● **Data entries**:
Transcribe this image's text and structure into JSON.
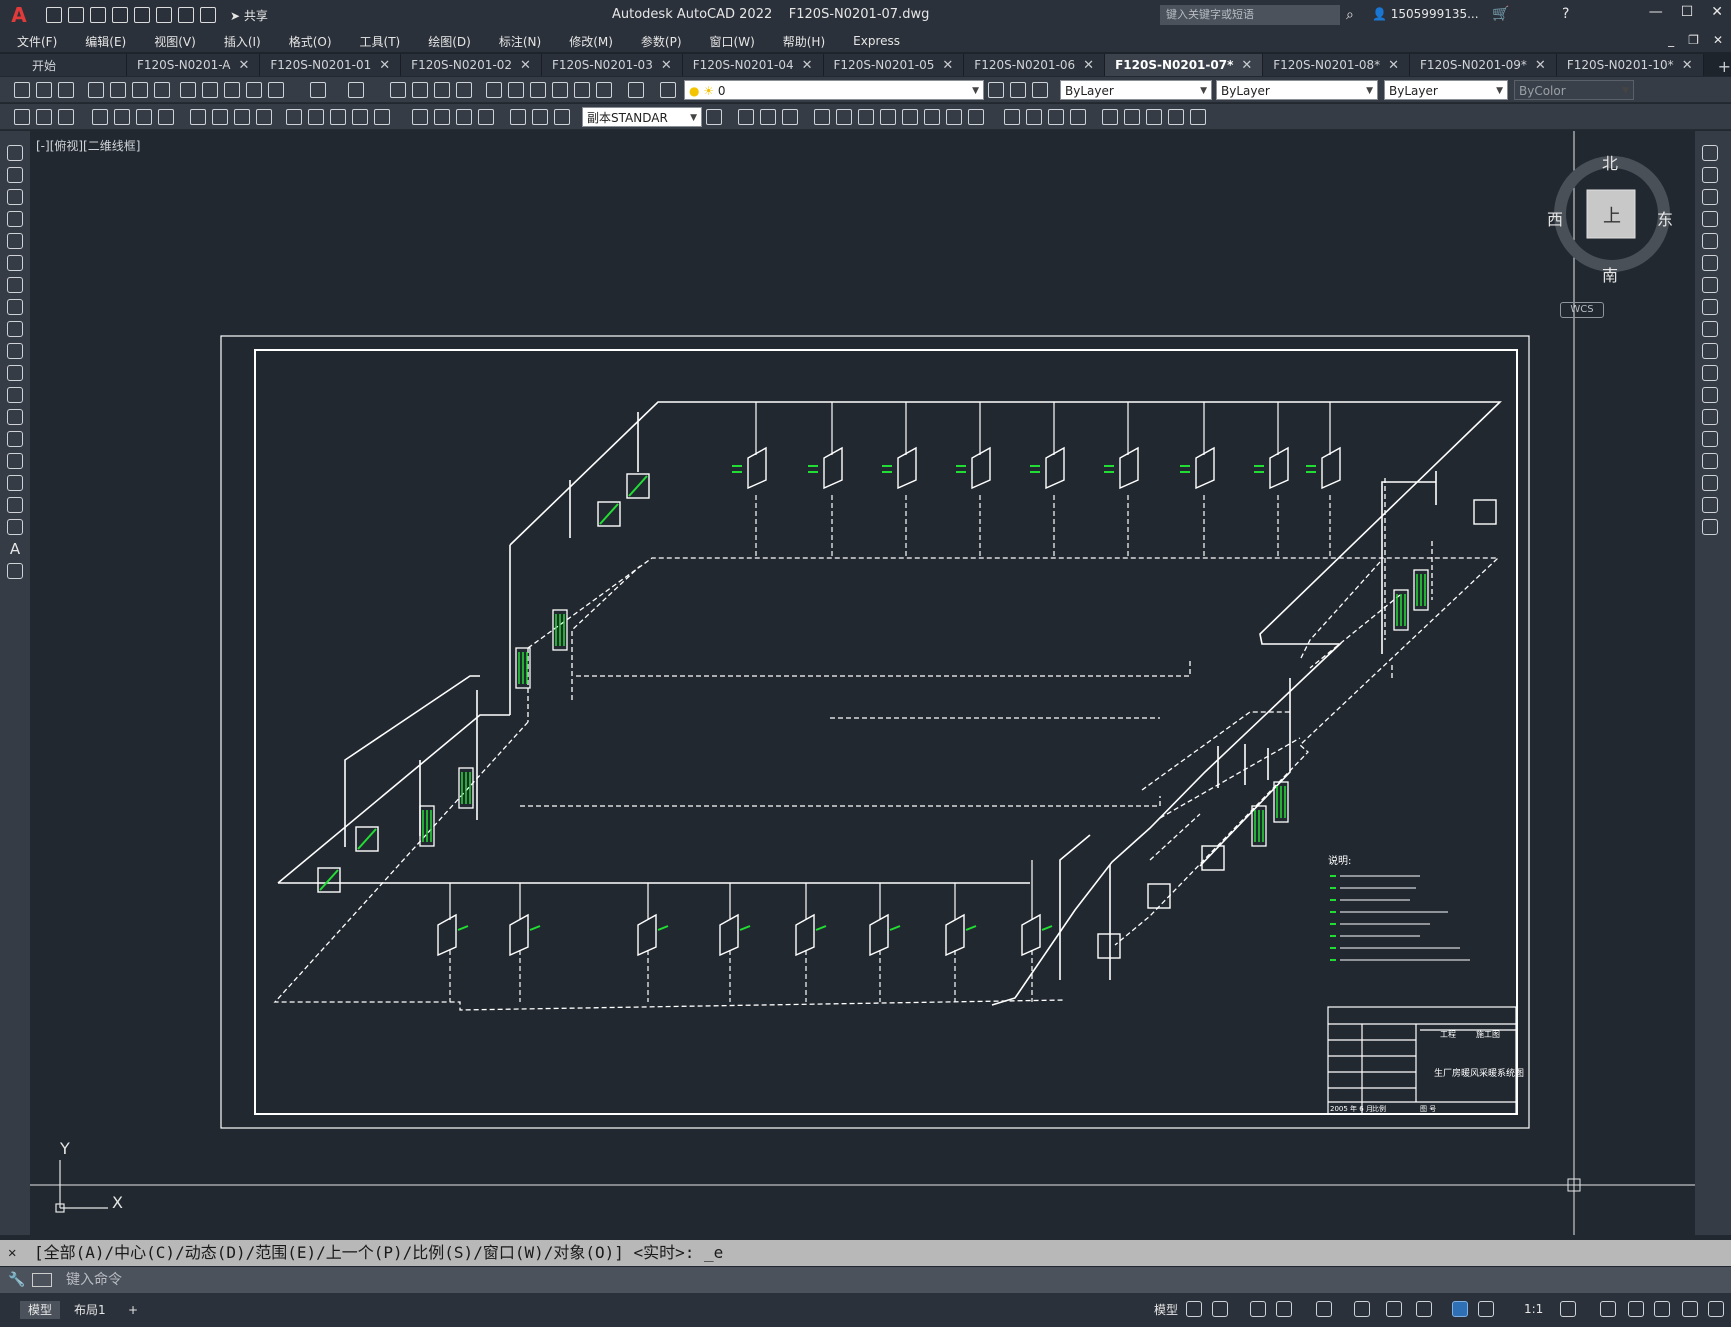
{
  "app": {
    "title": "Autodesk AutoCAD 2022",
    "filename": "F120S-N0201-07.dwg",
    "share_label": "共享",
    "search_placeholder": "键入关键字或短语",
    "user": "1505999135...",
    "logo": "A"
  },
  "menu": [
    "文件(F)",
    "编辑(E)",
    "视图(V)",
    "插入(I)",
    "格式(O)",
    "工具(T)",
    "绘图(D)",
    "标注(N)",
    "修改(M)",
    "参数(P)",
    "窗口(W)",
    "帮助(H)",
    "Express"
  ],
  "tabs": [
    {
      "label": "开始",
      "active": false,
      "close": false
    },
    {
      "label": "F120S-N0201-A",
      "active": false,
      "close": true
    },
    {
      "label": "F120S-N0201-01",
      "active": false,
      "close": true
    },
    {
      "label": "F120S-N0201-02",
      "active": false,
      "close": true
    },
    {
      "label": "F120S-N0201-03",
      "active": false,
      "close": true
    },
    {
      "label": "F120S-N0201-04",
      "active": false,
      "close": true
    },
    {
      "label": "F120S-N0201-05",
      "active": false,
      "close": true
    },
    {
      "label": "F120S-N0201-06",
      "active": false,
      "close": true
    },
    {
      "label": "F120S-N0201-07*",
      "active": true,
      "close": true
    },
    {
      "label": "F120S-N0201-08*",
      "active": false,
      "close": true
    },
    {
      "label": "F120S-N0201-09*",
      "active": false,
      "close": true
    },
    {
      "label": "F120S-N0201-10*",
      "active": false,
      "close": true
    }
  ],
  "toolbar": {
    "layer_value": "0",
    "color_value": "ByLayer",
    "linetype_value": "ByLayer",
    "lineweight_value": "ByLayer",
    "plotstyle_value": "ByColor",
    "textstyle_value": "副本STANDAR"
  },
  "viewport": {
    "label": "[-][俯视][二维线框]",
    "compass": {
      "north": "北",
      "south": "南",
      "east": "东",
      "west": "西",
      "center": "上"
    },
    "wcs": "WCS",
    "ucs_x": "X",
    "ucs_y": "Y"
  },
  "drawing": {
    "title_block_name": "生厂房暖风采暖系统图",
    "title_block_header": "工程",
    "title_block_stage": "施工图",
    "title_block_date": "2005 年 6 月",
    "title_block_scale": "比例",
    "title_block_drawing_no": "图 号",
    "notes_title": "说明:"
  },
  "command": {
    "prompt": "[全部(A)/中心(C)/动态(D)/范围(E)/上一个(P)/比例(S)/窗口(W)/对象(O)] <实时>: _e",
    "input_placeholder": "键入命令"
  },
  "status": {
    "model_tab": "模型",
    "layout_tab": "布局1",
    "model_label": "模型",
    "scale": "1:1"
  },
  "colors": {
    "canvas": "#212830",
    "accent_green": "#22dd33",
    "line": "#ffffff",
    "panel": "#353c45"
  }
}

--

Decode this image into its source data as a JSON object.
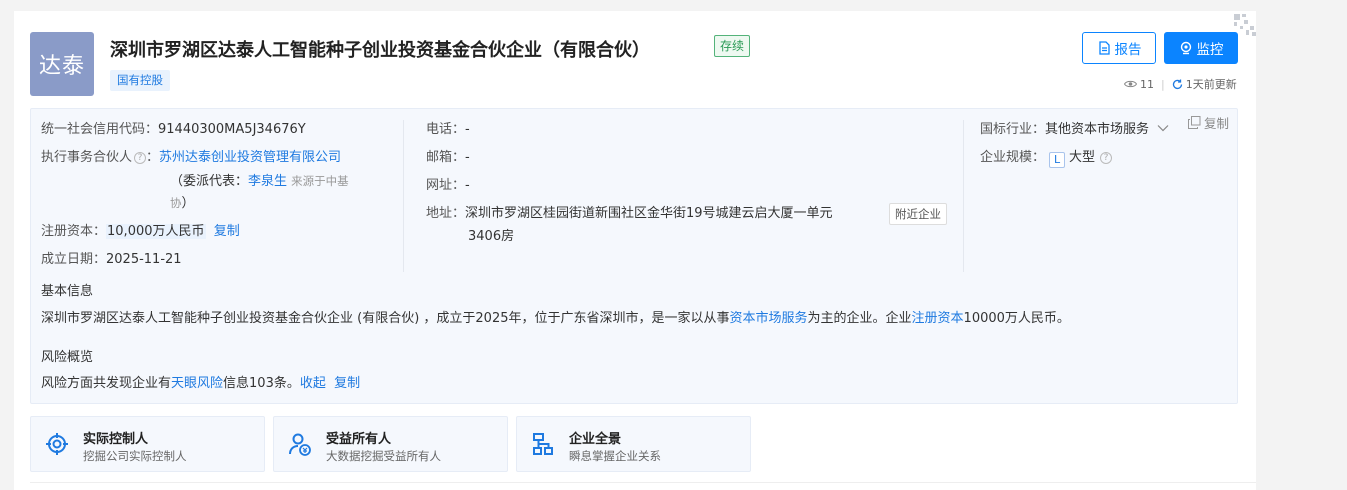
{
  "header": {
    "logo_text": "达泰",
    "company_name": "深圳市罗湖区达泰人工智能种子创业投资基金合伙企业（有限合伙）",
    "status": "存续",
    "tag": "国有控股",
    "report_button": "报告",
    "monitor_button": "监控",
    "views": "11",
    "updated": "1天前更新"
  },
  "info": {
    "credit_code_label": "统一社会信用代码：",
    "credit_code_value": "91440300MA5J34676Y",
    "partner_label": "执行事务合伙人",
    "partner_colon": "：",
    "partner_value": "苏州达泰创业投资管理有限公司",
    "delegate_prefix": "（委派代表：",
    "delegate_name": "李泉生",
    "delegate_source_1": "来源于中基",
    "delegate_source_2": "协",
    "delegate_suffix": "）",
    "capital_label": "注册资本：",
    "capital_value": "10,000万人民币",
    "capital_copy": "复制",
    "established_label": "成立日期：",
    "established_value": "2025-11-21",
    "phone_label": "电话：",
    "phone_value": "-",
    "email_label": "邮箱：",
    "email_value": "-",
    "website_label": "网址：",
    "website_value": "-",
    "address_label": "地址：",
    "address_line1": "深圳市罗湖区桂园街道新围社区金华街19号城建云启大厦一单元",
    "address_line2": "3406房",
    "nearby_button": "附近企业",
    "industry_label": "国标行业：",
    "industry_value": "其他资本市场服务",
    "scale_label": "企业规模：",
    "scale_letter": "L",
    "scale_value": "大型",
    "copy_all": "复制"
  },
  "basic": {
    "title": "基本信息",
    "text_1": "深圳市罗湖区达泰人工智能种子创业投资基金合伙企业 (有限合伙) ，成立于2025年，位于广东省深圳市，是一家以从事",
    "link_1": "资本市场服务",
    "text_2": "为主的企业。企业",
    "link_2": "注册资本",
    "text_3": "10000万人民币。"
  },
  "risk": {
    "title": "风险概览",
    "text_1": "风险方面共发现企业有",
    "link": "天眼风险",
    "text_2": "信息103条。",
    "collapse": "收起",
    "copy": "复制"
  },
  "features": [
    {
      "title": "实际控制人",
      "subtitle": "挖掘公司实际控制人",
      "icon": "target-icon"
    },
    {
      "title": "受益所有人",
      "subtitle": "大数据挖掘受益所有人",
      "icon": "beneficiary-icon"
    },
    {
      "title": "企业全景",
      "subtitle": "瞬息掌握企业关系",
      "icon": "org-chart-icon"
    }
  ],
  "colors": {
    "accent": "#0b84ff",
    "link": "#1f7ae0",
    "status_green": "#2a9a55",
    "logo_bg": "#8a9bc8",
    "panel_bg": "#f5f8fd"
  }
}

---

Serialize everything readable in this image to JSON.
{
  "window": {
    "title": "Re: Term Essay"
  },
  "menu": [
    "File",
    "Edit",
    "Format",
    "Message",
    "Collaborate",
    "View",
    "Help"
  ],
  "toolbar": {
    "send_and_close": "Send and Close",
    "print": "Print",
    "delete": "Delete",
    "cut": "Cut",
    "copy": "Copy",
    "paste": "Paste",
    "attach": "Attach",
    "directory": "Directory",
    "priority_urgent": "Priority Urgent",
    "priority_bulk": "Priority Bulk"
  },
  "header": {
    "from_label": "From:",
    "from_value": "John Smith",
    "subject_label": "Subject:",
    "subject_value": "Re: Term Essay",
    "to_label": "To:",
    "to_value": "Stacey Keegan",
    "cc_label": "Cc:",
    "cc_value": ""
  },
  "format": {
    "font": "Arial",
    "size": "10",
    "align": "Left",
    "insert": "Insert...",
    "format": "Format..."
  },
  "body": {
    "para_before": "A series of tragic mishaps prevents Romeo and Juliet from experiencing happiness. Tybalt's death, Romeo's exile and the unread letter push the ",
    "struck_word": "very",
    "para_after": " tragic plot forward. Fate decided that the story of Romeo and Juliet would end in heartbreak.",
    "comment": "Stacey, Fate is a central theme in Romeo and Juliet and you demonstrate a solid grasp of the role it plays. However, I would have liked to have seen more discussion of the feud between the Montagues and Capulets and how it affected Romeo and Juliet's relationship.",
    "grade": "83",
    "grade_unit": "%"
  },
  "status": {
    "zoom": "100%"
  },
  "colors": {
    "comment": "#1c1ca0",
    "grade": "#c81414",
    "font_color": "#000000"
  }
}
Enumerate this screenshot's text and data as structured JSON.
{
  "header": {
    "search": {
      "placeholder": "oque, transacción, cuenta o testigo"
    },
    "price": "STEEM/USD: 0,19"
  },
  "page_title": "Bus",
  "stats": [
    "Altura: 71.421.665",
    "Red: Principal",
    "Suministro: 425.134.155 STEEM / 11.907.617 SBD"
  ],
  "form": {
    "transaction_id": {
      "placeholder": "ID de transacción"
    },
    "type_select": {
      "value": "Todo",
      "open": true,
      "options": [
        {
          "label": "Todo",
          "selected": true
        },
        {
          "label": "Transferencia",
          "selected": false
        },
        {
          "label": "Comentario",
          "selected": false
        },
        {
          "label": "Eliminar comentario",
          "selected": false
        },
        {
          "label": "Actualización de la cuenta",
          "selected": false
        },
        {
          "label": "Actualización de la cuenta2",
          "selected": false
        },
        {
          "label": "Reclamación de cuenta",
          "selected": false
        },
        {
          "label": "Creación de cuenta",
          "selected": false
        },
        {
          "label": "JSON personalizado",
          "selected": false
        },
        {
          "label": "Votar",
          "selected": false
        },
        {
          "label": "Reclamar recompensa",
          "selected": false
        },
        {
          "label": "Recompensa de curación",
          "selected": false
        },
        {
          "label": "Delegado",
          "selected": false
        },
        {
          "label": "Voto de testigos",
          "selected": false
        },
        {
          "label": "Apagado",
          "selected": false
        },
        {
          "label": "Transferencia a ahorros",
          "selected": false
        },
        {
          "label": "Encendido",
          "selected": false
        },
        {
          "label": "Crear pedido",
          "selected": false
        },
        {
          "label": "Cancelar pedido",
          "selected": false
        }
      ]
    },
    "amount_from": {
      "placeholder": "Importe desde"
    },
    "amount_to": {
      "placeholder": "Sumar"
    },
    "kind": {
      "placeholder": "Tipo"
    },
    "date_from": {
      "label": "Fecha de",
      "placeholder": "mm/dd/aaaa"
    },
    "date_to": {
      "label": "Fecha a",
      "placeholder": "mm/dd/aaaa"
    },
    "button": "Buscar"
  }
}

● **What needs to be done**: Tally up the lines of the listing containing the word "this". Give only the total.

● **The response**: 4